● Records from a dataset
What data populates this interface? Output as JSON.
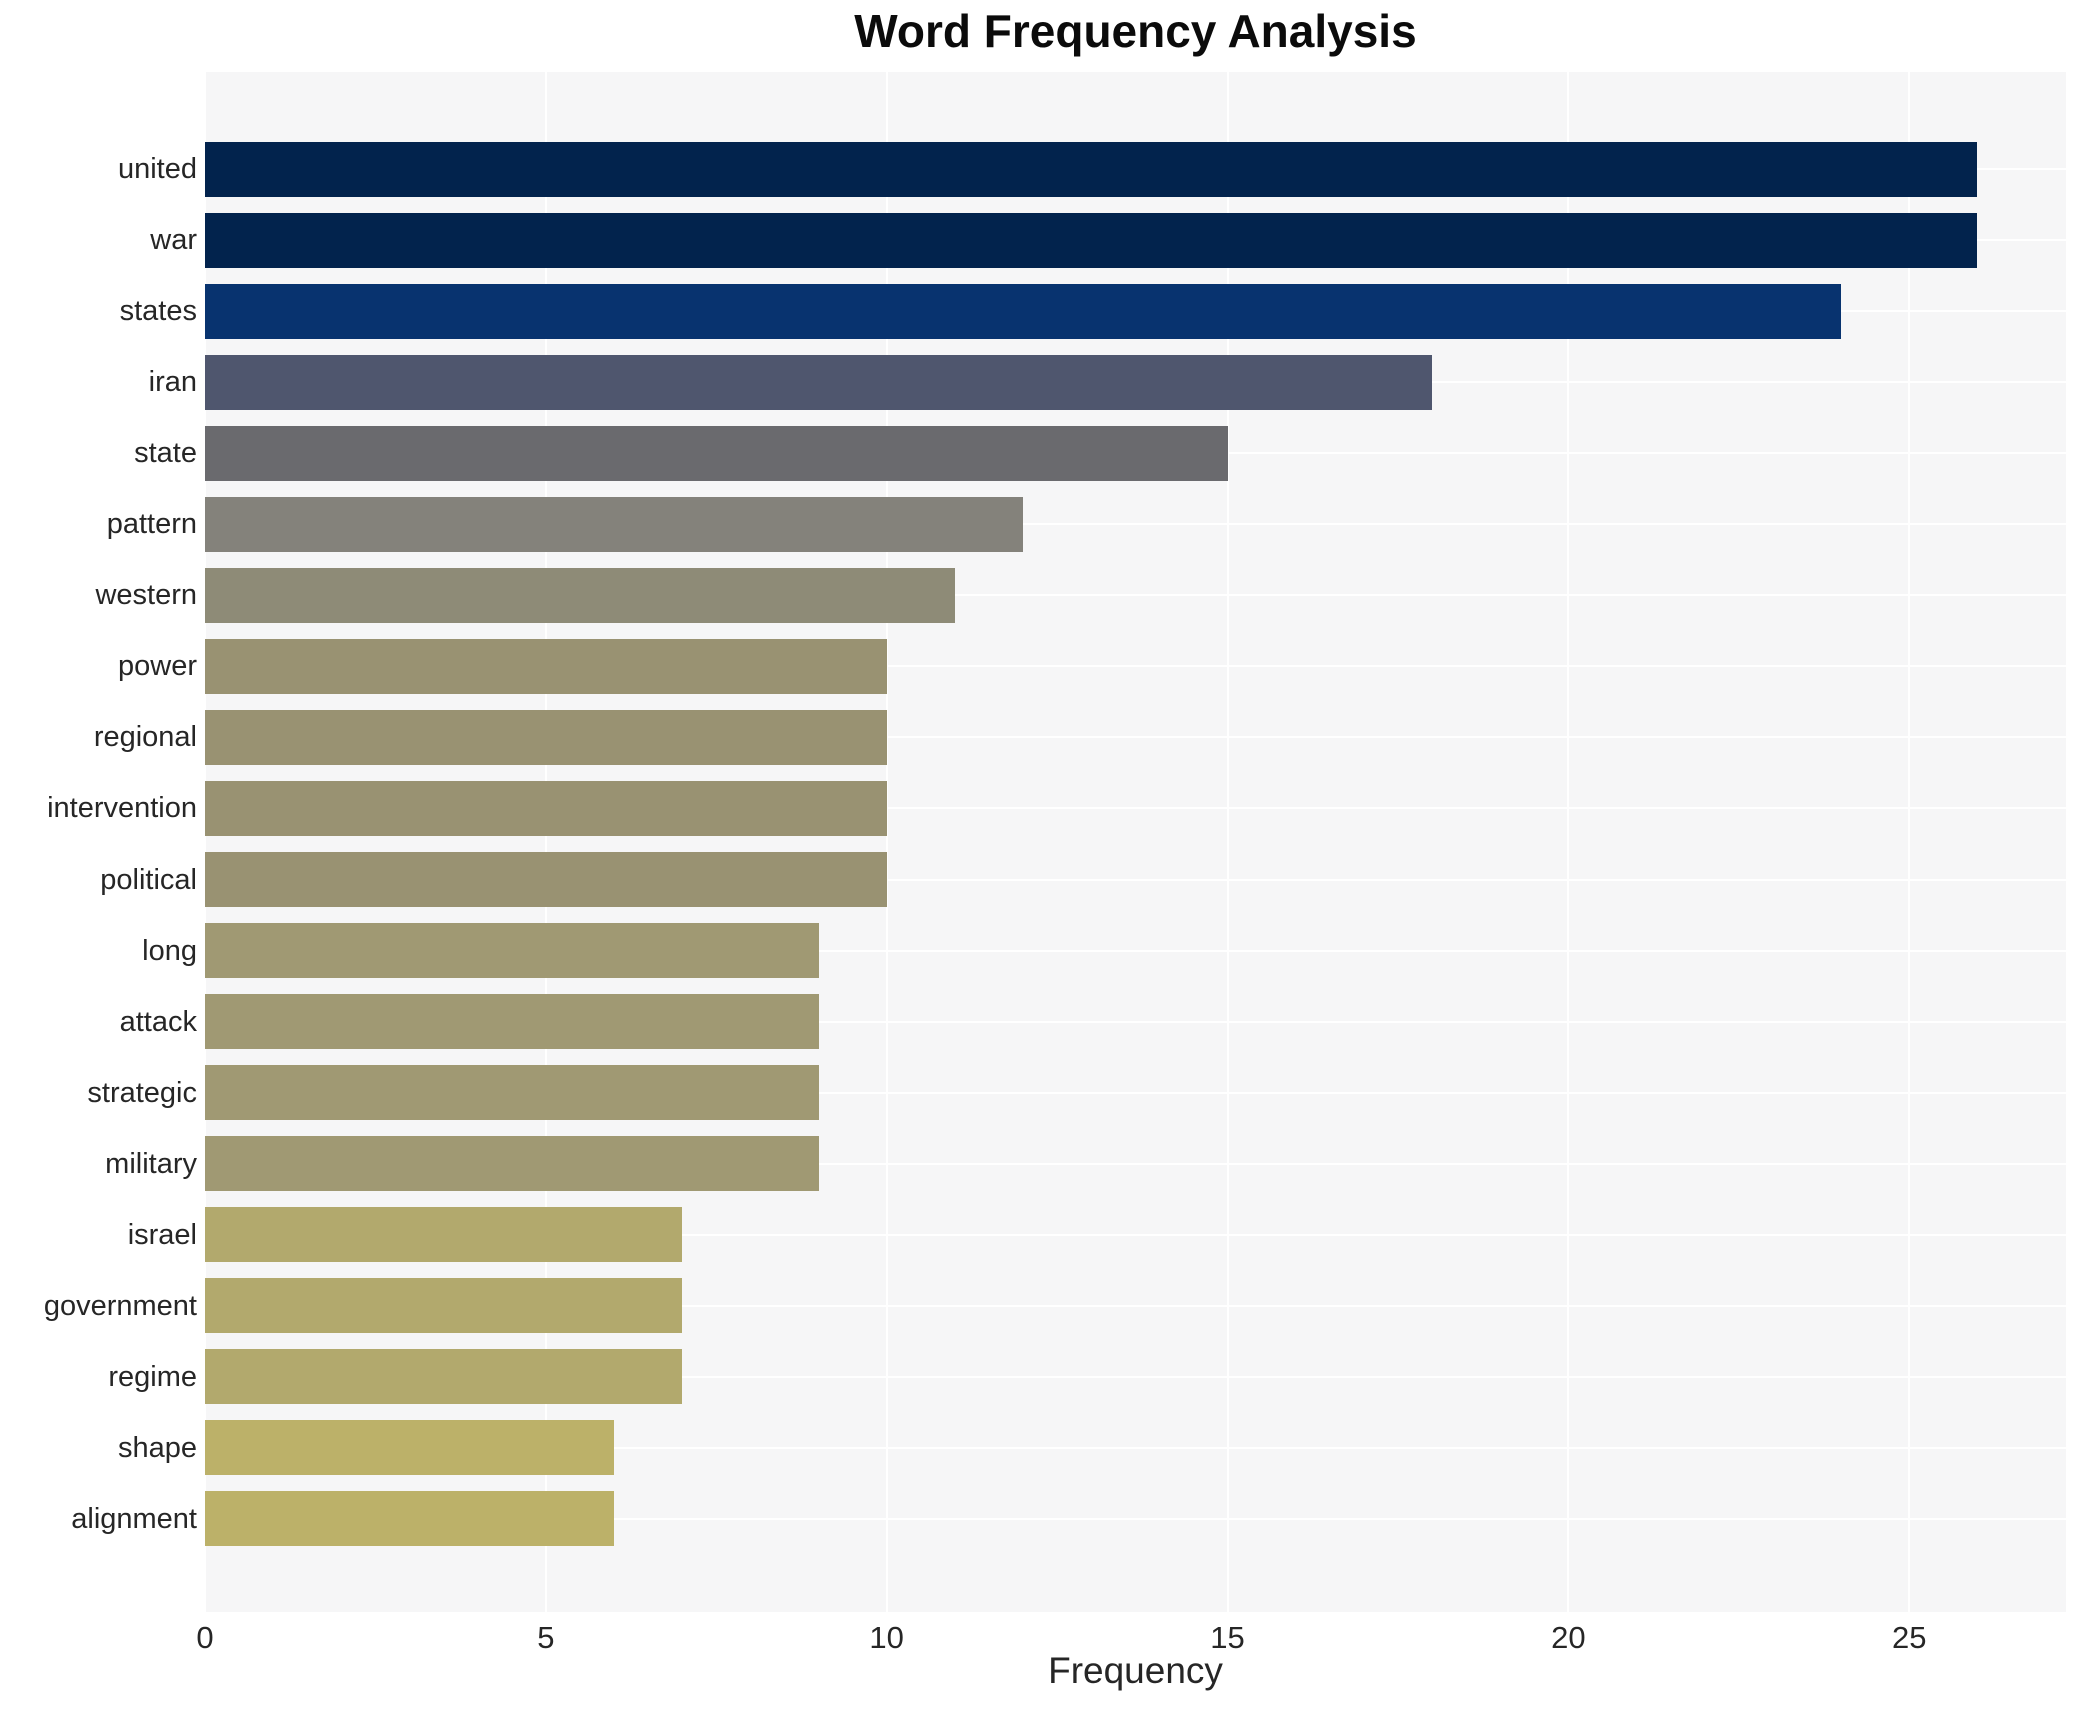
{
  "chart_data": {
    "type": "bar",
    "orientation": "horizontal",
    "title": "Word Frequency Analysis",
    "xlabel": "Frequency",
    "ylabel": "",
    "categories": [
      "united",
      "war",
      "states",
      "iran",
      "state",
      "pattern",
      "western",
      "power",
      "regional",
      "intervention",
      "political",
      "long",
      "attack",
      "strategic",
      "military",
      "israel",
      "government",
      "regime",
      "shape",
      "alignment"
    ],
    "values": [
      26,
      26,
      24,
      18,
      15,
      12,
      11,
      10,
      10,
      10,
      10,
      9,
      9,
      9,
      9,
      7,
      7,
      7,
      6,
      6
    ],
    "bar_colors": [
      "#02234d",
      "#02234d",
      "#08336f",
      "#4f566e",
      "#6a6a6e",
      "#84827b",
      "#8e8b77",
      "#999272",
      "#999272",
      "#999272",
      "#999272",
      "#a09973",
      "#a09973",
      "#a09973",
      "#a09973",
      "#b2a96d",
      "#b2a96d",
      "#b2a96d",
      "#bcb169",
      "#bcb169"
    ],
    "xticks": [
      0,
      5,
      10,
      15,
      20,
      25
    ],
    "xlim": [
      0,
      27.3
    ],
    "grid": true,
    "legend_position": "none",
    "plot_background": "#f6f6f7",
    "grid_color": "#ffffff",
    "text_color": "#262626",
    "title_color": "#0b0b0b"
  }
}
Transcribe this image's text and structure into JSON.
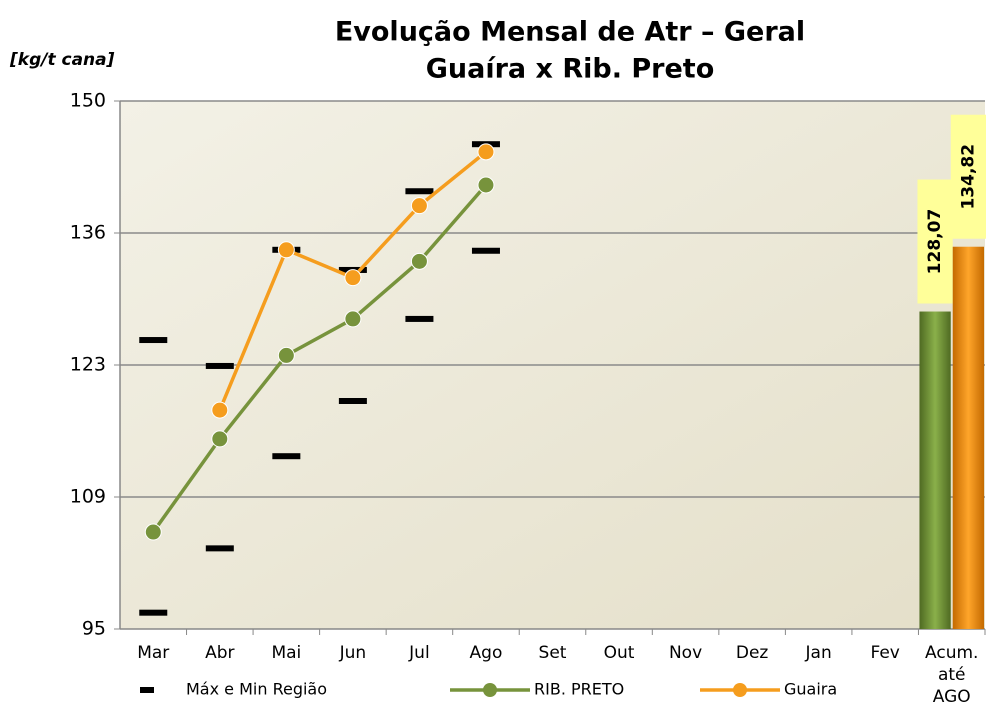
{
  "chart_data": {
    "type": "line",
    "title": "Evolução Mensal de Atr – Geral",
    "subtitle": "Guaíra x Rib. Preto",
    "y_label": "[kg/t cana]",
    "categories": [
      "Mar",
      "Abr",
      "Mai",
      "Jun",
      "Jul",
      "Ago",
      "Set",
      "Out",
      "Nov",
      "Dez",
      "Jan",
      "Fev",
      "Acum. até AGO"
    ],
    "ylim": [
      95,
      150
    ],
    "yticks": [
      95,
      {
        "value": 108.75,
        "label": "109"
      },
      {
        "value": 122.5,
        "label": "123"
      },
      {
        "value": 136.25,
        "label": "136"
      },
      150
    ],
    "grid": true,
    "series": [
      {
        "name": "Máx e Min Região",
        "type": "range",
        "color": "#000000",
        "max": [
          125.1,
          122.4,
          134.5,
          132.4,
          140.6,
          145.5,
          null,
          null,
          null,
          null,
          null,
          null,
          null
        ],
        "min": [
          96.7,
          103.4,
          113.0,
          118.75,
          127.3,
          134.4,
          null,
          null,
          null,
          null,
          null,
          null,
          null
        ]
      },
      {
        "name": "RIB. PRETO",
        "type": "line",
        "color": "#77933c",
        "values": [
          105.1,
          114.8,
          123.5,
          127.3,
          133.3,
          141.25,
          null,
          null,
          null,
          null,
          null,
          null,
          null
        ],
        "total": 128.07,
        "total_label": "128,07"
      },
      {
        "name": "Guaira",
        "type": "line",
        "color": "#f59d1e",
        "values": [
          null,
          117.8,
          134.5,
          131.6,
          139.1,
          144.7,
          null,
          null,
          null,
          null,
          null,
          null,
          null
        ],
        "total": 134.82,
        "total_label": "134,82"
      }
    ]
  }
}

● What you should do
Repeat the material verbatim. Do not carry over any picture.

● Task output
What data populates this interface? Output as JSON.
{
  "chart_data": {
    "type": "bar",
    "orientation": "horizontal",
    "title": "Word Frequency Analysis",
    "xlabel": "Frequency",
    "ylabel": "",
    "categories": [
      "united",
      "war",
      "states",
      "iran",
      "state",
      "pattern",
      "western",
      "power",
      "regional",
      "intervention",
      "political",
      "long",
      "attack",
      "strategic",
      "military",
      "israel",
      "government",
      "regime",
      "shape",
      "alignment"
    ],
    "values": [
      26,
      26,
      24,
      18,
      15,
      12,
      11,
      10,
      10,
      10,
      10,
      9,
      9,
      9,
      9,
      7,
      7,
      7,
      6,
      6
    ],
    "bar_colors": [
      "#02234d",
      "#02234d",
      "#08336f",
      "#4f566e",
      "#6a6a6e",
      "#84827b",
      "#8e8b77",
      "#999272",
      "#999272",
      "#999272",
      "#999272",
      "#a09973",
      "#a09973",
      "#a09973",
      "#a09973",
      "#b2a96d",
      "#b2a96d",
      "#b2a96d",
      "#bcb169",
      "#bcb169"
    ],
    "xticks": [
      0,
      5,
      10,
      15,
      20,
      25
    ],
    "xlim": [
      0,
      27.3
    ],
    "grid": true,
    "legend_position": "none",
    "plot_background": "#f6f6f7",
    "grid_color": "#ffffff",
    "text_color": "#262626",
    "title_color": "#0b0b0b"
  }
}
Transcribe this image's text and structure into JSON.
{
  "chart_data": {
    "type": "line",
    "title": "Evolução Mensal de Atr – Geral",
    "subtitle": "Guaíra x Rib. Preto",
    "y_label": "[kg/t cana]",
    "categories": [
      "Mar",
      "Abr",
      "Mai",
      "Jun",
      "Jul",
      "Ago",
      "Set",
      "Out",
      "Nov",
      "Dez",
      "Jan",
      "Fev",
      "Acum. até AGO"
    ],
    "ylim": [
      95,
      150
    ],
    "yticks": [
      95,
      {
        "value": 108.75,
        "label": "109"
      },
      {
        "value": 122.5,
        "label": "123"
      },
      {
        "value": 136.25,
        "label": "136"
      },
      150
    ],
    "grid": true,
    "series": [
      {
        "name": "Máx e Min Região",
        "type": "range",
        "color": "#000000",
        "max": [
          125.1,
          122.4,
          134.5,
          132.4,
          140.6,
          145.5,
          null,
          null,
          null,
          null,
          null,
          null,
          null
        ],
        "min": [
          96.7,
          103.4,
          113.0,
          118.75,
          127.3,
          134.4,
          null,
          null,
          null,
          null,
          null,
          null,
          null
        ]
      },
      {
        "name": "RIB. PRETO",
        "type": "line",
        "color": "#77933c",
        "values": [
          105.1,
          114.8,
          123.5,
          127.3,
          133.3,
          141.25,
          null,
          null,
          null,
          null,
          null,
          null,
          null
        ],
        "total": 128.07,
        "total_label": "128,07"
      },
      {
        "name": "Guaira",
        "type": "line",
        "color": "#f59d1e",
        "values": [
          null,
          117.8,
          134.5,
          131.6,
          139.1,
          144.7,
          null,
          null,
          null,
          null,
          null,
          null,
          null
        ],
        "total": 134.82,
        "total_label": "134,82"
      }
    ]
  }
}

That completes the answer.